>>>>

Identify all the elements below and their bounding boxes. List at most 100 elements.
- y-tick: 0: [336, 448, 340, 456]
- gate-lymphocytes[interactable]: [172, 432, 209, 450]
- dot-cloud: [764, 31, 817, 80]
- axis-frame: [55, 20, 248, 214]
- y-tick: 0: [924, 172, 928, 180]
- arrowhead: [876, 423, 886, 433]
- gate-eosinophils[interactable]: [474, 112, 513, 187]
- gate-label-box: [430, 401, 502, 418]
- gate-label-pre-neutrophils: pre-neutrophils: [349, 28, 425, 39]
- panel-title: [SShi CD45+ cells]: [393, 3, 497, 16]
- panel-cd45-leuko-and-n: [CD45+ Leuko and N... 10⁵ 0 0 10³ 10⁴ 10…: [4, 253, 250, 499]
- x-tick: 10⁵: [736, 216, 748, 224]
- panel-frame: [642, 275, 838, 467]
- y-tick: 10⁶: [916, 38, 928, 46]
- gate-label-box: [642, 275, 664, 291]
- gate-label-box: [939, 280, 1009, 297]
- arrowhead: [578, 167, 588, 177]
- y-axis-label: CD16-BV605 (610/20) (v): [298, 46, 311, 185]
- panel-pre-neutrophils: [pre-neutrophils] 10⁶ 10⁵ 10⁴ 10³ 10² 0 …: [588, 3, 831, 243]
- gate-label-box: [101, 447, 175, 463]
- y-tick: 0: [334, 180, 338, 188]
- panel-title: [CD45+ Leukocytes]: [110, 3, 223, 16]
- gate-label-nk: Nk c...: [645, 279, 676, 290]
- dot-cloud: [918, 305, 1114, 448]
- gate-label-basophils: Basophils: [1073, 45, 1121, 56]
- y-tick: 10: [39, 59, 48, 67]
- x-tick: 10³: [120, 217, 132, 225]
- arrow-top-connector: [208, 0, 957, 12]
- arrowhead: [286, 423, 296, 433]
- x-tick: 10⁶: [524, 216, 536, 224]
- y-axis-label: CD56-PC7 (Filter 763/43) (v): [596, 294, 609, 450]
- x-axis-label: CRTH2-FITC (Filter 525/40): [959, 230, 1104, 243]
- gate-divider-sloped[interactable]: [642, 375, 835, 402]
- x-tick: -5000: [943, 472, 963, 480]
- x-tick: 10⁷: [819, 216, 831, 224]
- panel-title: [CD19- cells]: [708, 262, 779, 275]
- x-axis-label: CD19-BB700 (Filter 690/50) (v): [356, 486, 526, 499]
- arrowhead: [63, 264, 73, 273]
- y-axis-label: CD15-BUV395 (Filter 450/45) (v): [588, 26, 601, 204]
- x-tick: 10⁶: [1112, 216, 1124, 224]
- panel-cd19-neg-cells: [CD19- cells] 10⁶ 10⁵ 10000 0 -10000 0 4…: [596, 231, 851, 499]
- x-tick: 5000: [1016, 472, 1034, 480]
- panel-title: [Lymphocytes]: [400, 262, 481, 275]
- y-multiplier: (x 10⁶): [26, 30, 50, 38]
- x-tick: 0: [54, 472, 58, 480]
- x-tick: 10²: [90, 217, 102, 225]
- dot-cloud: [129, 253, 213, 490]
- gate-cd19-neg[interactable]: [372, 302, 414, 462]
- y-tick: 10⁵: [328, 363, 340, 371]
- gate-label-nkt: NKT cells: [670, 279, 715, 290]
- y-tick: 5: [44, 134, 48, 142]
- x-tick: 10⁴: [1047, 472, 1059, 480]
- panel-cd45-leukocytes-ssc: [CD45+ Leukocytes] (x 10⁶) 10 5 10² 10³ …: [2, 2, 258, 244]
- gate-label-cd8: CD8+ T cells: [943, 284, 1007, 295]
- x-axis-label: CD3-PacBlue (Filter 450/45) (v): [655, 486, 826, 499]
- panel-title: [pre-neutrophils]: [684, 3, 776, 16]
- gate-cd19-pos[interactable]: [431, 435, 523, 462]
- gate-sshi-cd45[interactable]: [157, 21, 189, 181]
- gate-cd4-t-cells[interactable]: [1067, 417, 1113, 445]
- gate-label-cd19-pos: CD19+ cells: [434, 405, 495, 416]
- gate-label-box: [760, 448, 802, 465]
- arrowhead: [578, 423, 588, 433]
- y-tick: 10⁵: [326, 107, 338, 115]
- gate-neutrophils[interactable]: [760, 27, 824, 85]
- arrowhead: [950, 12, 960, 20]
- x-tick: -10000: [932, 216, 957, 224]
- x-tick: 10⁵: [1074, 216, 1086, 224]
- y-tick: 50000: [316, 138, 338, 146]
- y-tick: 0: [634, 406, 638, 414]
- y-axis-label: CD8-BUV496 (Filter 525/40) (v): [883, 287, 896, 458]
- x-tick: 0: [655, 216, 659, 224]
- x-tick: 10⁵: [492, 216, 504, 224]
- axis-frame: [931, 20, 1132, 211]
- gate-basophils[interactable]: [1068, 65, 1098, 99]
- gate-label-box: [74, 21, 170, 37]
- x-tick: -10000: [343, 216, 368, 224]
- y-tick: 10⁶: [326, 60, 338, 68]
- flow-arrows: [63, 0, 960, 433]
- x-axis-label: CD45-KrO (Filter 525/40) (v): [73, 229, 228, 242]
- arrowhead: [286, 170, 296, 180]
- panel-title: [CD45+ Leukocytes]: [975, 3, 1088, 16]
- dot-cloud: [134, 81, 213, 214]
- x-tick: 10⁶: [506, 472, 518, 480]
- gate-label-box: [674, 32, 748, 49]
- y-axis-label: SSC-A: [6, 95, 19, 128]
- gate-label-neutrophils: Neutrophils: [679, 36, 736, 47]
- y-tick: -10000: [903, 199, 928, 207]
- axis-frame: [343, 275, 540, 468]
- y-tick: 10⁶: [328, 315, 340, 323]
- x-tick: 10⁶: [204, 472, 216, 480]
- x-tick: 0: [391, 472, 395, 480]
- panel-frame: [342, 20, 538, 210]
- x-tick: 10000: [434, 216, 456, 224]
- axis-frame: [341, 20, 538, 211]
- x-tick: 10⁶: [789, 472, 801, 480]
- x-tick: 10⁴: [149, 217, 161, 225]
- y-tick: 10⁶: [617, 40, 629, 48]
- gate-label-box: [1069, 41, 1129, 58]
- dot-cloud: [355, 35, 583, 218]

<<<<
>>>>

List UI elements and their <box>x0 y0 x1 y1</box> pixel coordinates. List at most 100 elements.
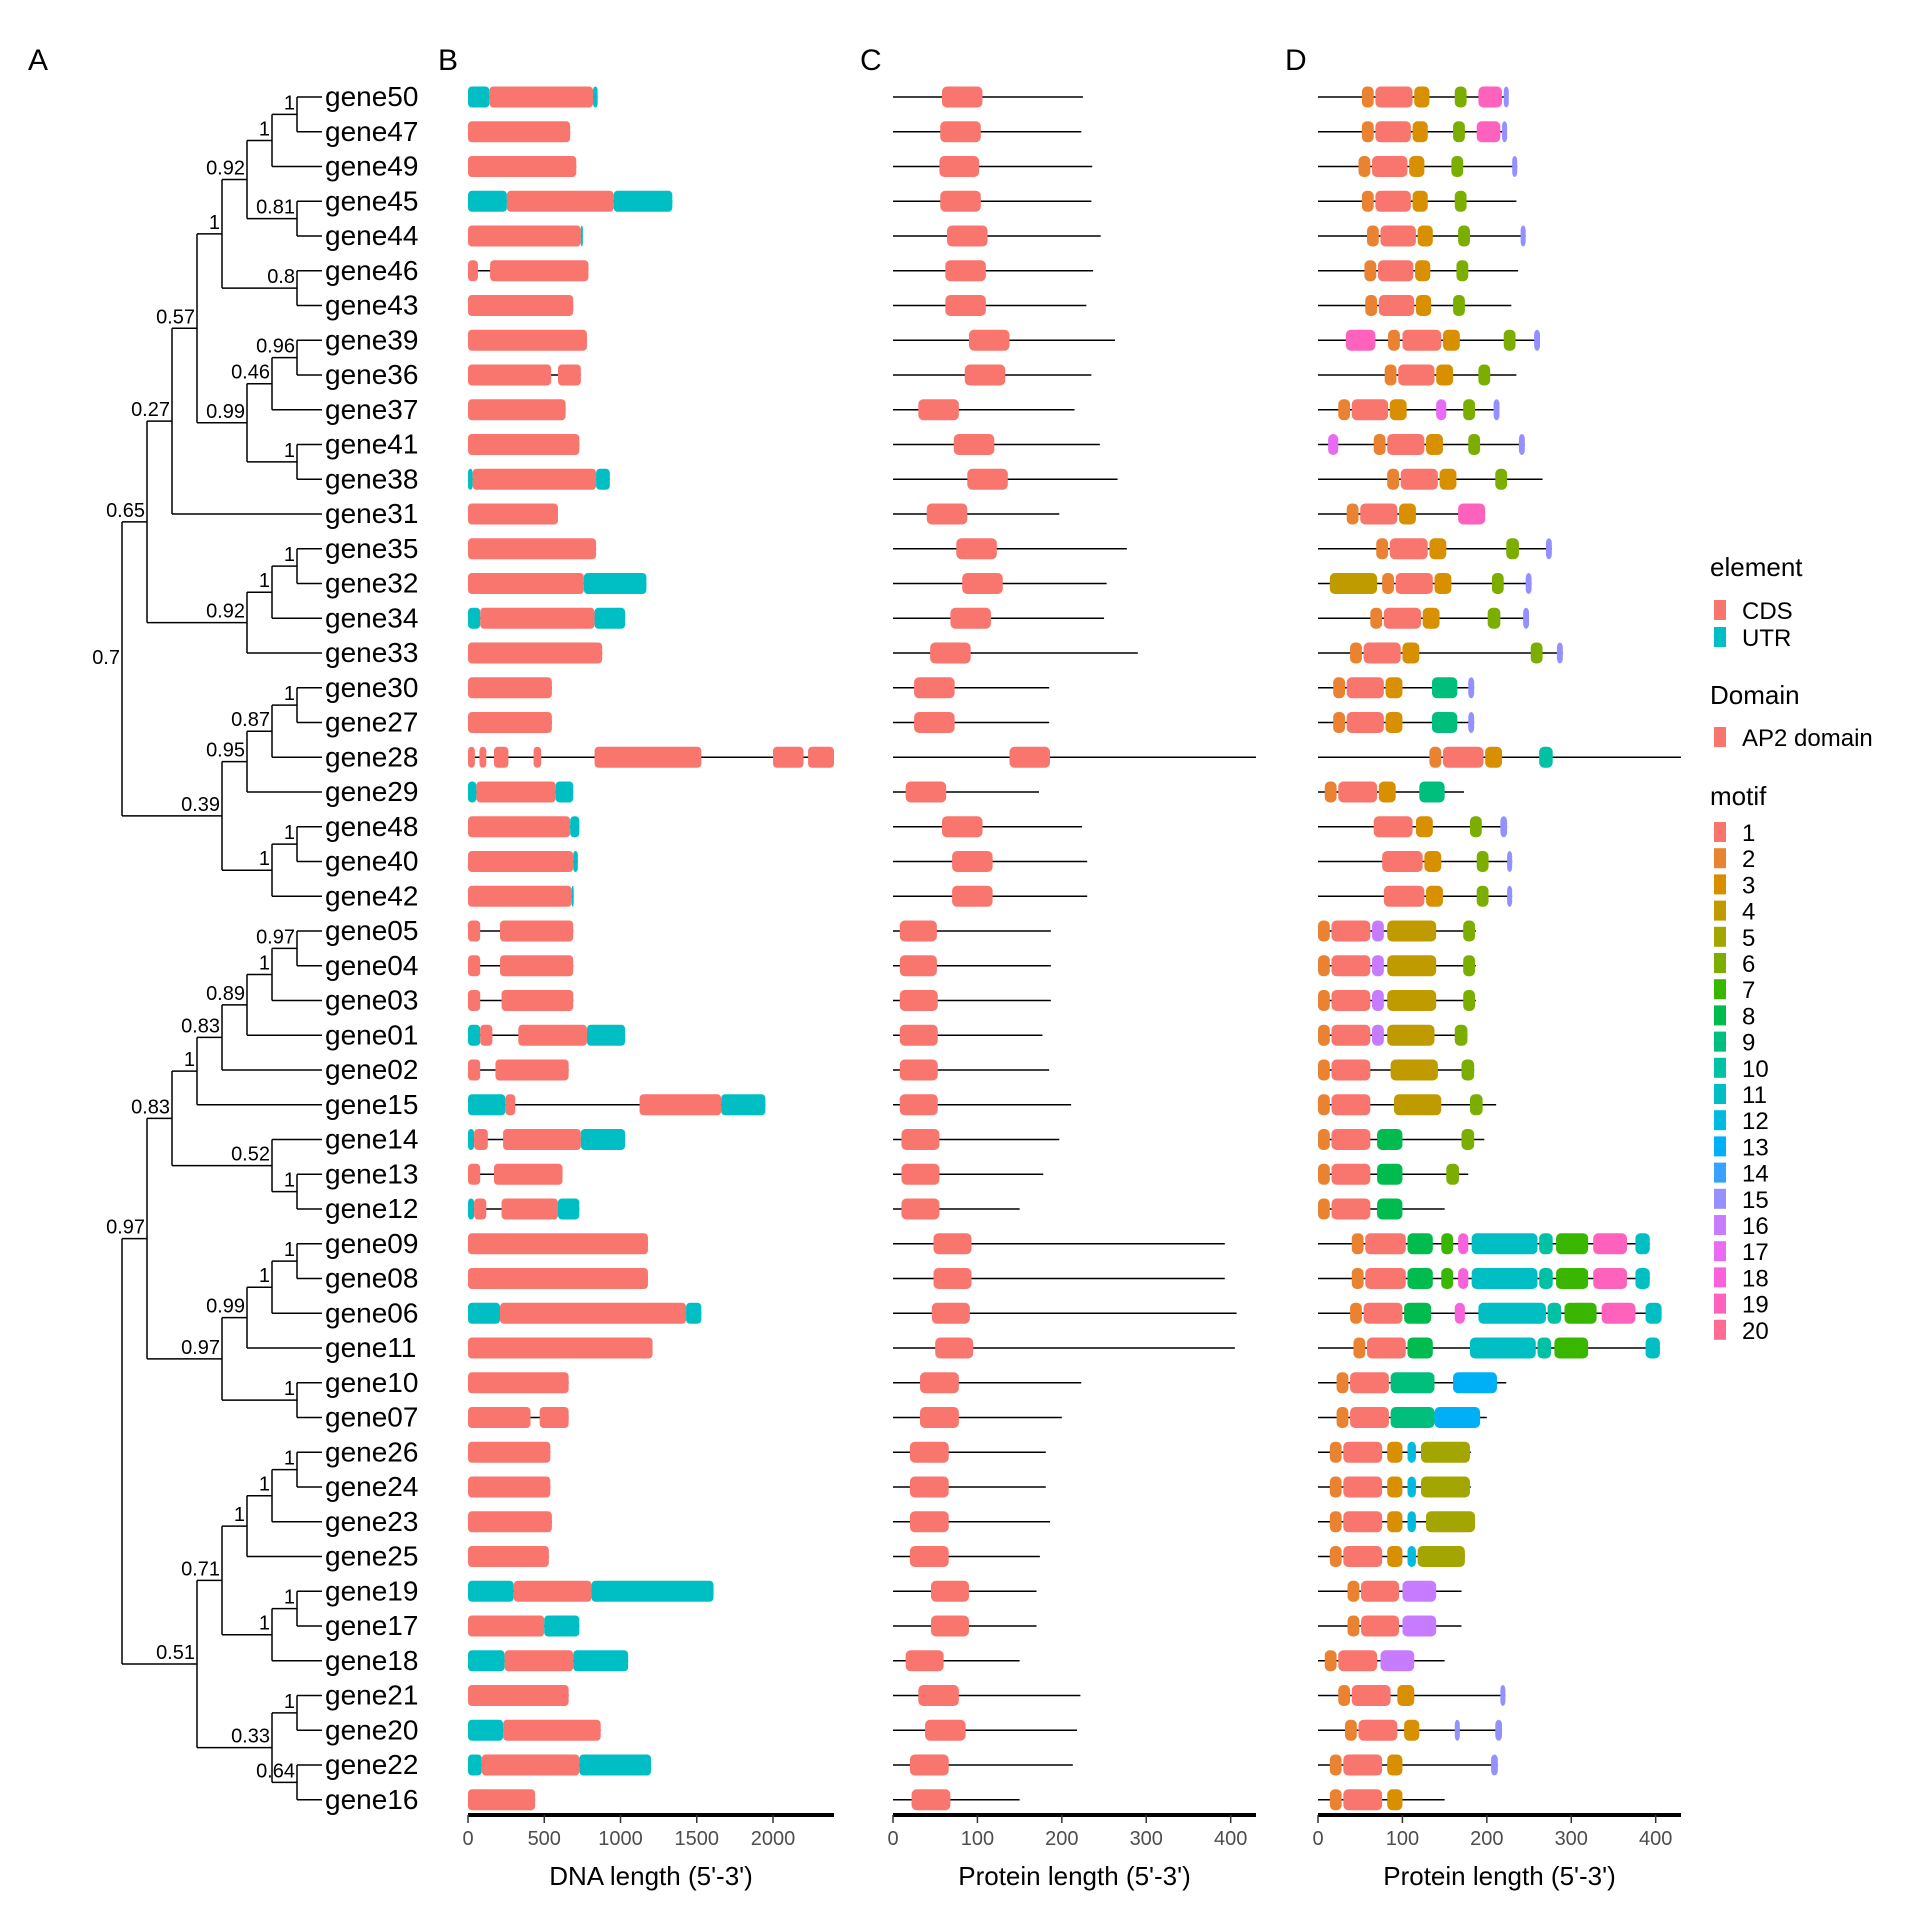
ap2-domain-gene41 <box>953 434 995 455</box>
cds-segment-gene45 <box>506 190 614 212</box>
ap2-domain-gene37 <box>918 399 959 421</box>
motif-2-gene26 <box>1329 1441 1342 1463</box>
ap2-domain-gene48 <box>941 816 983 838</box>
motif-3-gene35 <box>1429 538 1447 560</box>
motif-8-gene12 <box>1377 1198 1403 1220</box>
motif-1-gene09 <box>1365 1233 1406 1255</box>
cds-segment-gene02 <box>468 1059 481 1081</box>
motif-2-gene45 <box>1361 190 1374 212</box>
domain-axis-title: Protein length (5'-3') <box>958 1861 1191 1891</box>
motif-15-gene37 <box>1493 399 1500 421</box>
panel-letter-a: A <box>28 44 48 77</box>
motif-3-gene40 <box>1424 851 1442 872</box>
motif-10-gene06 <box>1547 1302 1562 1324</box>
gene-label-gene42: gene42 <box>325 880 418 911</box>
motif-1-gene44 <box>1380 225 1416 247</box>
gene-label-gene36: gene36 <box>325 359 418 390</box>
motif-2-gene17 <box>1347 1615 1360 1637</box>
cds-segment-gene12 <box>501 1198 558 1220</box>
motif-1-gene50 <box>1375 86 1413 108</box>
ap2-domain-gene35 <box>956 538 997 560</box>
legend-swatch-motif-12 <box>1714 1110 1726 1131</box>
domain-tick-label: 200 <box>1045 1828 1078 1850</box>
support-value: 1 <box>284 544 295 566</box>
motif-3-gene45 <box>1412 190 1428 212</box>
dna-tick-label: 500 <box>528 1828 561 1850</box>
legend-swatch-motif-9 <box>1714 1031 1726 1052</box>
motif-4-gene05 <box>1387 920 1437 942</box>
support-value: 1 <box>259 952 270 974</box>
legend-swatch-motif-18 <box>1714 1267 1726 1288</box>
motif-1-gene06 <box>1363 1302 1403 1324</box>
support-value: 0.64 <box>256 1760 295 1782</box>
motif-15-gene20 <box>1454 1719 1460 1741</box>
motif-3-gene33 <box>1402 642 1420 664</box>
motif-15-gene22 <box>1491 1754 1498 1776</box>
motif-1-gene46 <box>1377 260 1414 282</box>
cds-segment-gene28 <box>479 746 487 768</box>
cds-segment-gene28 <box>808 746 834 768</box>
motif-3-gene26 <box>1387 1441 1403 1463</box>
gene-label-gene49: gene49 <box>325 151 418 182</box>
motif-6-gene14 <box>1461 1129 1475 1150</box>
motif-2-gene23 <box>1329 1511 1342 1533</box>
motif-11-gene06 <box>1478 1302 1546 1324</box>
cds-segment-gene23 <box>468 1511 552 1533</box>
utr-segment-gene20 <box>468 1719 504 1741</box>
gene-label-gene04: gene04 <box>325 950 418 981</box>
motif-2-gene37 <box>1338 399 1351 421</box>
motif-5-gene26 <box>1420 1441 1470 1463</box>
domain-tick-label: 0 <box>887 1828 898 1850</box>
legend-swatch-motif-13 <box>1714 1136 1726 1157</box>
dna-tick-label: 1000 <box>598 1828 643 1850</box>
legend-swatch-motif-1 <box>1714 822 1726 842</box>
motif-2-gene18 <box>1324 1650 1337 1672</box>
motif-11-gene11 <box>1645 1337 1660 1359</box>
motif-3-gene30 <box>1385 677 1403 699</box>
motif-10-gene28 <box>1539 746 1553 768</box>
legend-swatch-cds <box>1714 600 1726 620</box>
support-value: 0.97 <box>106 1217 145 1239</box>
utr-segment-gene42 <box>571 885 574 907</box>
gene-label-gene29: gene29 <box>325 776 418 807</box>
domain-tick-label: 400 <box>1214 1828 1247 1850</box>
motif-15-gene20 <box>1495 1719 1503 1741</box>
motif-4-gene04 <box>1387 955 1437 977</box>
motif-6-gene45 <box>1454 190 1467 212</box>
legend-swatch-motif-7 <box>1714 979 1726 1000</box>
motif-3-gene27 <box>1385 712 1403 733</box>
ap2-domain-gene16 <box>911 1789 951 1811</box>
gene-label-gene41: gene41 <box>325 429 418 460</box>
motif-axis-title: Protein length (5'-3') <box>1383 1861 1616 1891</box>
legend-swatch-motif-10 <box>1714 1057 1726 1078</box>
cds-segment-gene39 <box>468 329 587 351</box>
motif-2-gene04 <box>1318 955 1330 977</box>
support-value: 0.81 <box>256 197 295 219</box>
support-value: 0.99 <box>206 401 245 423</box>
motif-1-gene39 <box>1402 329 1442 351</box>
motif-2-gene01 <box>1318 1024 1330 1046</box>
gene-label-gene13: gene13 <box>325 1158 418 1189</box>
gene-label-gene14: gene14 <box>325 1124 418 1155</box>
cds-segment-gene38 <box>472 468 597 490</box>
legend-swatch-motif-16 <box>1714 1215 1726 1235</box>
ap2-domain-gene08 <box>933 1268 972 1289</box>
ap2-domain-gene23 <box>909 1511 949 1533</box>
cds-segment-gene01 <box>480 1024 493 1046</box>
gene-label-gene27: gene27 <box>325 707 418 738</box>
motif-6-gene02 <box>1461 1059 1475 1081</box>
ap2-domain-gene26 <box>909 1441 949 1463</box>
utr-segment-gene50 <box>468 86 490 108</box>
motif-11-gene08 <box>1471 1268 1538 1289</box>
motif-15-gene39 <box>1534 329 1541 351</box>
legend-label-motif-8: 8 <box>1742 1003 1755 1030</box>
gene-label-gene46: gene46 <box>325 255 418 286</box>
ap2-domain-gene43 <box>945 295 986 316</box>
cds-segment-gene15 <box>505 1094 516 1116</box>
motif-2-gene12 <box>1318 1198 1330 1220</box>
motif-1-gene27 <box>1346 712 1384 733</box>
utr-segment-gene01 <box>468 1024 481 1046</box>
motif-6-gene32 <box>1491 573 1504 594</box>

<<<<

◆ EXERCISE DIRECTIONS ◆
What is needed is one number: how many lines of the records above contain the word "most".

◆ EXERCISE SOLUTION ◆
2